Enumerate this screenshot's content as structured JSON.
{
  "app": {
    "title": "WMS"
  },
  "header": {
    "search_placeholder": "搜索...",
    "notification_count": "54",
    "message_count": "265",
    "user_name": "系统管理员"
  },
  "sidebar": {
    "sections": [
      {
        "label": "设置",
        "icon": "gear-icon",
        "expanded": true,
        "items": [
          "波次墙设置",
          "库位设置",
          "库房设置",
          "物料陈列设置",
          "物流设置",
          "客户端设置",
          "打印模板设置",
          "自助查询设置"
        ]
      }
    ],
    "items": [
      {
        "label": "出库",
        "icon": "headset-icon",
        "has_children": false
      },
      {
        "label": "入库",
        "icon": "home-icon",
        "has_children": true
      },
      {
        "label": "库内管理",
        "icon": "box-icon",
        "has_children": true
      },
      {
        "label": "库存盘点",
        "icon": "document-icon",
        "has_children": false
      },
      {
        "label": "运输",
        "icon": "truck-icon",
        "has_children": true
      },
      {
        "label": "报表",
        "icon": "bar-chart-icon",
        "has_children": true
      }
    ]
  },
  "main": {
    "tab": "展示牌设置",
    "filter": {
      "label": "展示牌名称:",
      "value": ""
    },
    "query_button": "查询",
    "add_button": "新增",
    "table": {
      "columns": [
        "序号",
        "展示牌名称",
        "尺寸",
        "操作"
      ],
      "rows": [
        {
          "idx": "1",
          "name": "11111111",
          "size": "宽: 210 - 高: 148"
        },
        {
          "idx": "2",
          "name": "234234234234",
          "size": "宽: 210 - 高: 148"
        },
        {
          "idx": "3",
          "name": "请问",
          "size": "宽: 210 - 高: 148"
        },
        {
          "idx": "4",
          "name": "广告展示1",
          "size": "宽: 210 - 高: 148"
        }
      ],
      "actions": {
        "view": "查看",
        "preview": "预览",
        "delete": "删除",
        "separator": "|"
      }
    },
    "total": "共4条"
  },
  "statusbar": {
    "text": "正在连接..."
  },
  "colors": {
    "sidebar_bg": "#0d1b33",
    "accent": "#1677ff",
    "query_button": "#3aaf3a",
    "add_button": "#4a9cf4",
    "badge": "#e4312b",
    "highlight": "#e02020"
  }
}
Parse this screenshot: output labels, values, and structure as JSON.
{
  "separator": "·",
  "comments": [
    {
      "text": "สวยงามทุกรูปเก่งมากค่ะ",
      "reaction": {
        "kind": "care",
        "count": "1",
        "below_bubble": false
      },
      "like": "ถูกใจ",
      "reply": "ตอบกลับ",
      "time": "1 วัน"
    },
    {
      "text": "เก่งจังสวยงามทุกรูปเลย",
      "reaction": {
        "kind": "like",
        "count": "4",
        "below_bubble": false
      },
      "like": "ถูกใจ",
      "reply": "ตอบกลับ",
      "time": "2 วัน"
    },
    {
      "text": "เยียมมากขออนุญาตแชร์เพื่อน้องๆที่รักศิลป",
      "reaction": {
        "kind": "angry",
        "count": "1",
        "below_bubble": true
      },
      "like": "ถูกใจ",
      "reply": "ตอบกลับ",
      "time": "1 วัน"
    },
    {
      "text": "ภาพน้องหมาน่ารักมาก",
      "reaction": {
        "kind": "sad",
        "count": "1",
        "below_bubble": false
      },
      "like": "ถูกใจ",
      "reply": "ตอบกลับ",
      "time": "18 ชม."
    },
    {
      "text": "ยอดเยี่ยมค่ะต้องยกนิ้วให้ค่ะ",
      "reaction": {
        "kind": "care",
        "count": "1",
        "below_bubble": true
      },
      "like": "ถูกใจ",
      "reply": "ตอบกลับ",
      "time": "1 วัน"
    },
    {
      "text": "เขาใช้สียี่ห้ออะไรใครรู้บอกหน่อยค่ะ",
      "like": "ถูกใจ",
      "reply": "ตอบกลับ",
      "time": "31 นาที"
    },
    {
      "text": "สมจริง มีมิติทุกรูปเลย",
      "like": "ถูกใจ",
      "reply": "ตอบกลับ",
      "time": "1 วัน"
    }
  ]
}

TASK BRIEF =>
Each line from the one containing "Parse this screenshot: output" to the final line of the entries above must be returned exactly, and no other line may appear.

RESPONSE TO THE EXERCISE =>
Parse this screenshot: output labels, values, and structure as JSON.
{
  "separator": "·",
  "comments": [
    {
      "text": "สวยงามทุกรูปเก่งมากค่ะ",
      "reaction": {
        "kind": "care",
        "count": "1",
        "below_bubble": false
      },
      "like": "ถูกใจ",
      "reply": "ตอบกลับ",
      "time": "1 วัน"
    },
    {
      "text": "เก่งจังสวยงามทุกรูปเลย",
      "reaction": {
        "kind": "like",
        "count": "4",
        "below_bubble": false
      },
      "like": "ถูกใจ",
      "reply": "ตอบกลับ",
      "time": "2 วัน"
    },
    {
      "text": "เยียมมากขออนุญาตแชร์เพื่อน้องๆที่รักศิลป",
      "reaction": {
        "kind": "angry",
        "count": "1",
        "below_bubble": true
      },
      "like": "ถูกใจ",
      "reply": "ตอบกลับ",
      "time": "1 วัน"
    },
    {
      "text": "ภาพน้องหมาน่ารักมาก",
      "reaction": {
        "kind": "sad",
        "count": "1",
        "below_bubble": false
      },
      "like": "ถูกใจ",
      "reply": "ตอบกลับ",
      "time": "18 ชม."
    },
    {
      "text": "ยอดเยี่ยมค่ะต้องยกนิ้วให้ค่ะ",
      "reaction": {
        "kind": "care",
        "count": "1",
        "below_bubble": true
      },
      "like": "ถูกใจ",
      "reply": "ตอบกลับ",
      "time": "1 วัน"
    },
    {
      "text": "เขาใช้สียี่ห้ออะไรใครรู้บอกหน่อยค่ะ",
      "like": "ถูกใจ",
      "reply": "ตอบกลับ",
      "time": "31 นาที"
    },
    {
      "text": "สมจริง มีมิติทุกรูปเลย",
      "like": "ถูกใจ",
      "reply": "ตอบกลับ",
      "time": "1 วัน"
    }
  ]
}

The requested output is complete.